▶ _Exercise details_
Scan the listing below and copy every line holding "Scale".

____________________

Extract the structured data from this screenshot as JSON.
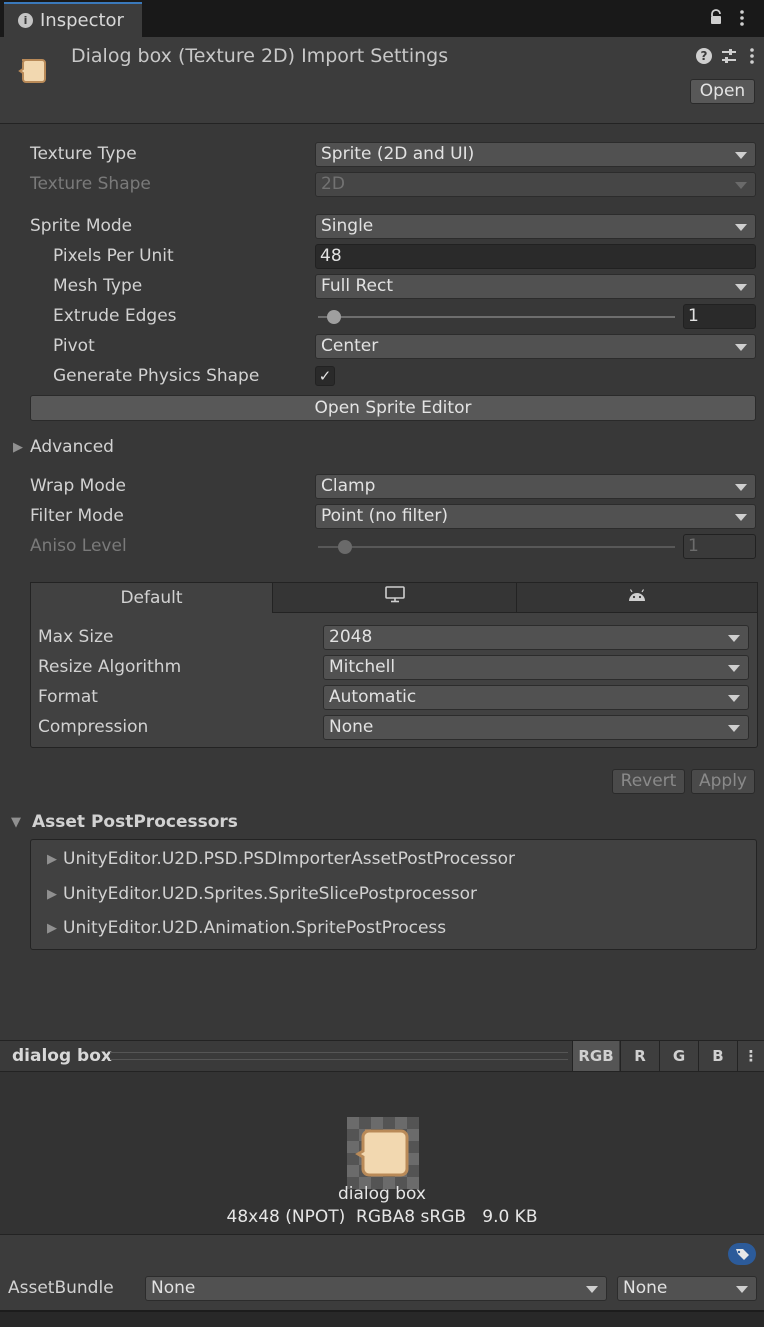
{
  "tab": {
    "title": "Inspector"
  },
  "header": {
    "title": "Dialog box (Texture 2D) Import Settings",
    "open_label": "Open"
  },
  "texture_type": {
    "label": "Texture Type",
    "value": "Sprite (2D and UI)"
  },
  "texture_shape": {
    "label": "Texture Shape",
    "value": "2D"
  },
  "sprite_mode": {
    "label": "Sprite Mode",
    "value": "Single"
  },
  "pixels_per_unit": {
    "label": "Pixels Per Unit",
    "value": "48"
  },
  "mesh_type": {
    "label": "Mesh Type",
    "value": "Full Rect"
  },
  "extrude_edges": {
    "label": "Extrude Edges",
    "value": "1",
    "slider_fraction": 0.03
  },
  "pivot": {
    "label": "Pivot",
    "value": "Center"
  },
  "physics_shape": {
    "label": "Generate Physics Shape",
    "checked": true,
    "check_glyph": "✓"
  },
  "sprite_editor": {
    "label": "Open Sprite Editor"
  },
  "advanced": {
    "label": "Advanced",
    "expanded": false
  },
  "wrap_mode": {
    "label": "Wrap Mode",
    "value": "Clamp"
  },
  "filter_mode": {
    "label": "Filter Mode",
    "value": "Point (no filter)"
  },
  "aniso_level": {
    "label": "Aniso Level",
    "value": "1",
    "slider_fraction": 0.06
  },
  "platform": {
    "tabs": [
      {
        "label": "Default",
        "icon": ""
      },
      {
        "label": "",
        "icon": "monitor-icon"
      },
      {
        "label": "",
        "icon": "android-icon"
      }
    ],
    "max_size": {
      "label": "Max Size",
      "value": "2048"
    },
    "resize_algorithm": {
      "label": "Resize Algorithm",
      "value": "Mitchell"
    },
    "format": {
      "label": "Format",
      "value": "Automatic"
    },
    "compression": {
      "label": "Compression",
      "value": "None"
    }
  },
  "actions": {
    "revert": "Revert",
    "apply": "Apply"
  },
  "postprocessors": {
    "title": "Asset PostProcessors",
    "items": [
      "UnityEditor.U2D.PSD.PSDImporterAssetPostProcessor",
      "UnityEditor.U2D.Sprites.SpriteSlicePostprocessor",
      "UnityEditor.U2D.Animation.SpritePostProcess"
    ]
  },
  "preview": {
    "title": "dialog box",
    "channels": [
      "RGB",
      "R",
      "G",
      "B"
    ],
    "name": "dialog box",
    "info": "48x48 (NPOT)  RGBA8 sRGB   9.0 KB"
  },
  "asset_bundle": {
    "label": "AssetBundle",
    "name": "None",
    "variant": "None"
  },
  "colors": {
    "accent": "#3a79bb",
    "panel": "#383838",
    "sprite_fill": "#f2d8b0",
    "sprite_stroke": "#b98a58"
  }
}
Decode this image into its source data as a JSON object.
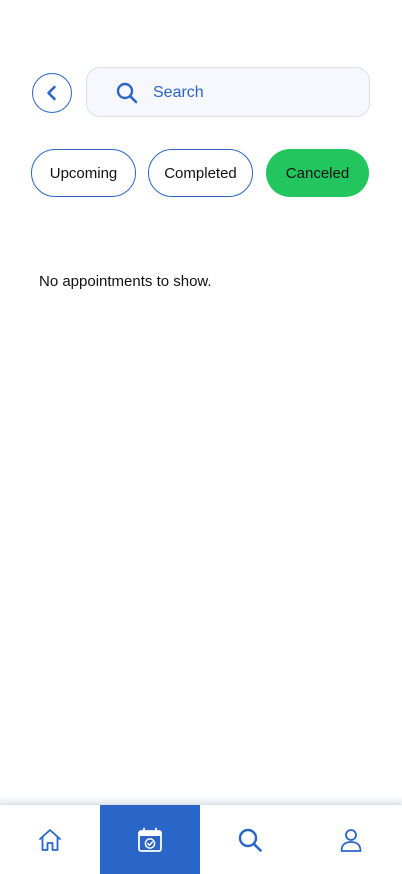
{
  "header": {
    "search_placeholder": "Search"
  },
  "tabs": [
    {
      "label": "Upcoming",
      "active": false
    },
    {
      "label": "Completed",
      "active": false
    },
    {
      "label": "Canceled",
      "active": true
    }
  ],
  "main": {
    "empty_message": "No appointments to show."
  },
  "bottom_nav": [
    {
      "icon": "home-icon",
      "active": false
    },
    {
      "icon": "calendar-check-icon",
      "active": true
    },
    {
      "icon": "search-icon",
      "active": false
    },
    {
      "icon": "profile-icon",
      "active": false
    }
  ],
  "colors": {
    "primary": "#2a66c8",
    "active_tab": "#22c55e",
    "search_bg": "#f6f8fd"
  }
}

____________________

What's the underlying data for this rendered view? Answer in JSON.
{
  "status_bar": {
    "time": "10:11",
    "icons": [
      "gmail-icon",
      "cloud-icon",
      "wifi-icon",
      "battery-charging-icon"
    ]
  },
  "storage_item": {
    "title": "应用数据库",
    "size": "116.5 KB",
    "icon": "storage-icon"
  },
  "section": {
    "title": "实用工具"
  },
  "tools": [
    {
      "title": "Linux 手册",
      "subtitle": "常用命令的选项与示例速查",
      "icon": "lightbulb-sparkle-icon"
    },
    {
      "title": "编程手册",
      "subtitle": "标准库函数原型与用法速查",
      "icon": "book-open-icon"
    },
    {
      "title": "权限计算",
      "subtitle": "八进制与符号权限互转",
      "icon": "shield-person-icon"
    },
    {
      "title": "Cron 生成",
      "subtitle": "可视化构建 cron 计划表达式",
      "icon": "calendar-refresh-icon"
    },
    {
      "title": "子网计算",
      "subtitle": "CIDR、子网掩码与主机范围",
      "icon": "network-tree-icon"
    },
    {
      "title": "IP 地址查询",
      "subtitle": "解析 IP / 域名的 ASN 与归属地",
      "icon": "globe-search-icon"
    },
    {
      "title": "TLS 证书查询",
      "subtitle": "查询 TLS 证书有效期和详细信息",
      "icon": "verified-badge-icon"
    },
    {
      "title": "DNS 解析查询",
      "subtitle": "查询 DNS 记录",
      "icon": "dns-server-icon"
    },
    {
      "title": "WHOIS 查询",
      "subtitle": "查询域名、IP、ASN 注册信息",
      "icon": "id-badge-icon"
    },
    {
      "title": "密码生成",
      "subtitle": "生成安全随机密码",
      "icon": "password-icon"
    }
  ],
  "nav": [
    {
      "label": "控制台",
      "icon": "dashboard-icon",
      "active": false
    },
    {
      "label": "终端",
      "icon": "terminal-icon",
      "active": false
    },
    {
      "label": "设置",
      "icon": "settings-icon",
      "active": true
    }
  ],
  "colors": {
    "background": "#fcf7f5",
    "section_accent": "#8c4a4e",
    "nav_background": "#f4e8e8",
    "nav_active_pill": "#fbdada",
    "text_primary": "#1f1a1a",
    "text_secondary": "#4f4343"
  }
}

____________________

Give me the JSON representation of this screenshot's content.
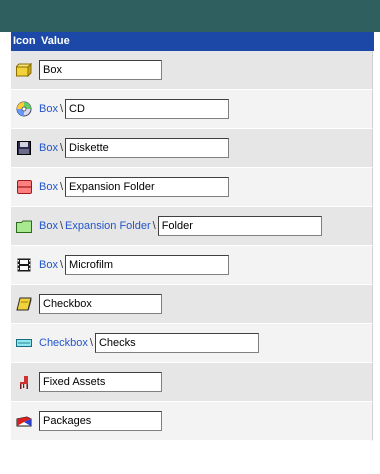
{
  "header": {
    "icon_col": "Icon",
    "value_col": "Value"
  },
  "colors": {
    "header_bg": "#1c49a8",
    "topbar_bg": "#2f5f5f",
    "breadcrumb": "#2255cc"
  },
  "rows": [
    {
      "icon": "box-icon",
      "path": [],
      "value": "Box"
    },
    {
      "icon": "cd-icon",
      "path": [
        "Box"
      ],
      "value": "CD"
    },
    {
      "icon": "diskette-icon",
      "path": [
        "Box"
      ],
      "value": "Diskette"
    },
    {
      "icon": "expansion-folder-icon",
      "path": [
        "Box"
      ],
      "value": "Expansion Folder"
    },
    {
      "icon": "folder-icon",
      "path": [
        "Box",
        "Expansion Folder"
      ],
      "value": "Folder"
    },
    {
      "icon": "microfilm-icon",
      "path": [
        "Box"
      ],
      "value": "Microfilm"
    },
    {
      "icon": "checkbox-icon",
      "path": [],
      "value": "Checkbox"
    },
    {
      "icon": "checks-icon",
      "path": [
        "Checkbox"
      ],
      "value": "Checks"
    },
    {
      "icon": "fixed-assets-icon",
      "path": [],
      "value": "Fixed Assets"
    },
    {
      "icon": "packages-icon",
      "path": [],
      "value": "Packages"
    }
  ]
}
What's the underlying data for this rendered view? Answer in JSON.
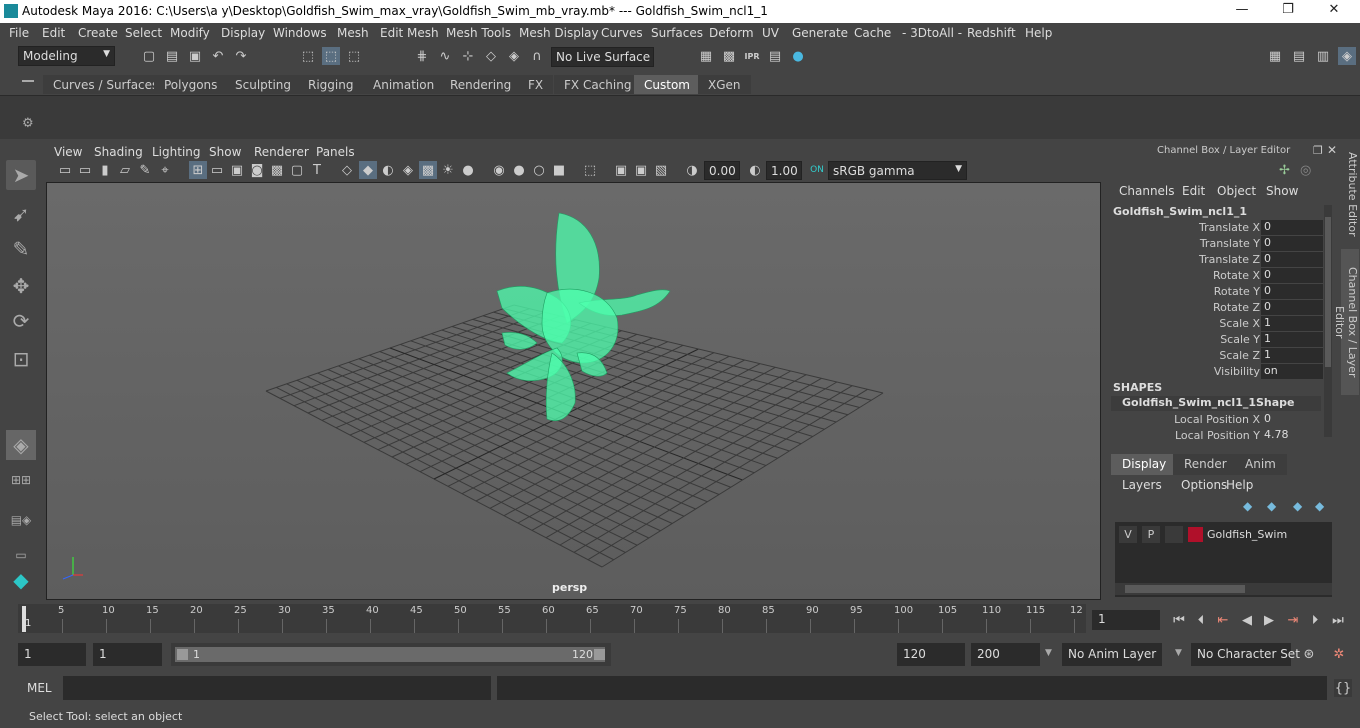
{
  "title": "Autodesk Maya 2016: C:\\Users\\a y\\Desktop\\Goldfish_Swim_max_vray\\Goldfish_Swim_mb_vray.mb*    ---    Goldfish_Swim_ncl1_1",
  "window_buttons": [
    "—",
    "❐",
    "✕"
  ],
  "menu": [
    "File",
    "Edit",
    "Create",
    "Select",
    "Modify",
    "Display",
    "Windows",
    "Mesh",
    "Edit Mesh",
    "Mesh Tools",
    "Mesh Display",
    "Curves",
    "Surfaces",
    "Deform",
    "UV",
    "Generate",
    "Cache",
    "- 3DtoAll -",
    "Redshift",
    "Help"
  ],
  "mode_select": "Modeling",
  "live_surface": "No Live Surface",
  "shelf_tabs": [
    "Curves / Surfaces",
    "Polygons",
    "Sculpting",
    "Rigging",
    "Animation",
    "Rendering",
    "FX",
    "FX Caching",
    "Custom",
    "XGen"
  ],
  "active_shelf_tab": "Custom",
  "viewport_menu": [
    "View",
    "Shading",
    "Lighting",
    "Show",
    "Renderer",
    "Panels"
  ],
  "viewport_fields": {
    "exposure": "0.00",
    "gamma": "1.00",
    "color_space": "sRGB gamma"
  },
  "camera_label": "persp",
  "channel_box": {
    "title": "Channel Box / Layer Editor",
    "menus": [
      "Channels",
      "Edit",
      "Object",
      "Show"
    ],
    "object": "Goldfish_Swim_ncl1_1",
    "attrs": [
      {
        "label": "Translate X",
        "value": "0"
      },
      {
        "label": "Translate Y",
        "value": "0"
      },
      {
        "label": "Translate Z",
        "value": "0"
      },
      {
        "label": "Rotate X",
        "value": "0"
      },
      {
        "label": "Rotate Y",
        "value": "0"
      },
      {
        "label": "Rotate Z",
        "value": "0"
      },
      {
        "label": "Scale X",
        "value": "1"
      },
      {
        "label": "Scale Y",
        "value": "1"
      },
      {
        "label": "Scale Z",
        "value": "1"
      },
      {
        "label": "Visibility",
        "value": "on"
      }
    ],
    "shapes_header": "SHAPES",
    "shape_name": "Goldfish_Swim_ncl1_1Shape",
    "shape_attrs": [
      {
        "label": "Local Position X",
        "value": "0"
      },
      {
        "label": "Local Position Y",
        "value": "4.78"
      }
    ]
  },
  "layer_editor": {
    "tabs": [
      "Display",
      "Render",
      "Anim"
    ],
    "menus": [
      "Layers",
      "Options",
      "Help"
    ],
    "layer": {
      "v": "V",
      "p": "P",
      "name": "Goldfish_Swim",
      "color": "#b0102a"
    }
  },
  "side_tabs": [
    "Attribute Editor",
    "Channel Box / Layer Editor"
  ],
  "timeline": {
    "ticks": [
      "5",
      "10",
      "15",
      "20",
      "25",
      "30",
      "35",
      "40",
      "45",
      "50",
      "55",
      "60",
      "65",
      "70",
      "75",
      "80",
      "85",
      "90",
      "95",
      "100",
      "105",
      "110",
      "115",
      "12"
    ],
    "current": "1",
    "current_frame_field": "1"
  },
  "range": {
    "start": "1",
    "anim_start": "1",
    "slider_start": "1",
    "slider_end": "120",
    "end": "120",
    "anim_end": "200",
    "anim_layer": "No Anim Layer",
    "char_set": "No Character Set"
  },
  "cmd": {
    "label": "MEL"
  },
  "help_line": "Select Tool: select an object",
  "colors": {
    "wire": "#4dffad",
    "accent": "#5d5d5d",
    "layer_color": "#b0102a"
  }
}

____________________

▶ _Expected answer_
        "label": "Scale X",
        "label": "Scale Y",
        "label": "Scale Z",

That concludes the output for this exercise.